**REQUIRED TASK:**
Write down each entry again, exactly as it reads.
>> begin DATA TO PROCESS
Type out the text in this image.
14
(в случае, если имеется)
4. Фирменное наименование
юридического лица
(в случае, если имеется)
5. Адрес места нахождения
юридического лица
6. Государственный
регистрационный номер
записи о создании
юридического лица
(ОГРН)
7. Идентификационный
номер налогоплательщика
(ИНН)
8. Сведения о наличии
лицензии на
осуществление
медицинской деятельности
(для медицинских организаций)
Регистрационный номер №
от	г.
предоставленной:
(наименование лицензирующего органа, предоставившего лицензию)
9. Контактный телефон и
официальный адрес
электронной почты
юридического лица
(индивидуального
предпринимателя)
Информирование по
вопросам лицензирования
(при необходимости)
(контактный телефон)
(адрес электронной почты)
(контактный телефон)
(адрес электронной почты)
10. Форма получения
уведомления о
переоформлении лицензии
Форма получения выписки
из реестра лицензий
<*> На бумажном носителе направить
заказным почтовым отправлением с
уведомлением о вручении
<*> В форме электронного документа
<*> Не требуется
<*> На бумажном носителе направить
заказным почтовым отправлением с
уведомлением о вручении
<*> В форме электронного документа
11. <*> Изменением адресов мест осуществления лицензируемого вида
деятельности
>> end DATA TO PROCESS
**SOLUTION TO THE PROBLEM:**
Type out the text in this image.
14
(в случае, если имеется)
4. Фирменное наименование
юридического лица
(в случае, если имеется)
5. Адрес места нахождения
юридического лица
6. Государственный
регистрационный номер
записи о создании
юридического лица
(ОГРН)
7. Идентификационный
номер налогоплательщика
(ИНН)
8. Сведения о наличии
лицензии на
осуществление
медицинской деятельности
(для медицинских организаций)
Регистрационный номер №
от	г.
предоставленной:
(наименование лицензирующего органа, предоставившего лицензию)
9. Контактный телефон и
официальный адрес
электронной почты
юридического лица
(индивидуального
предпринимателя)
Информирование по
вопросам лицензирования
(при необходимости)
(контактный телефон)
(адрес электронной почты)
(контактный телефон)
(адрес электронной почты)
10. Форма получения
уведомления о
переоформлении лицензии
Форма получения выписки
из реестра лицензий
<*> На бумажном носителе направить
заказным почтовым отправлением с
уведомлением о вручении
<*> В форме электронного документа
<*> Не требуется
<*> На бумажном носителе направить
заказным почтовым отправлением с
уведомлением о вручении
<*> В форме электронного документа
11. <*> Изменением адресов мест осуществления лицензируемого вида
деятельности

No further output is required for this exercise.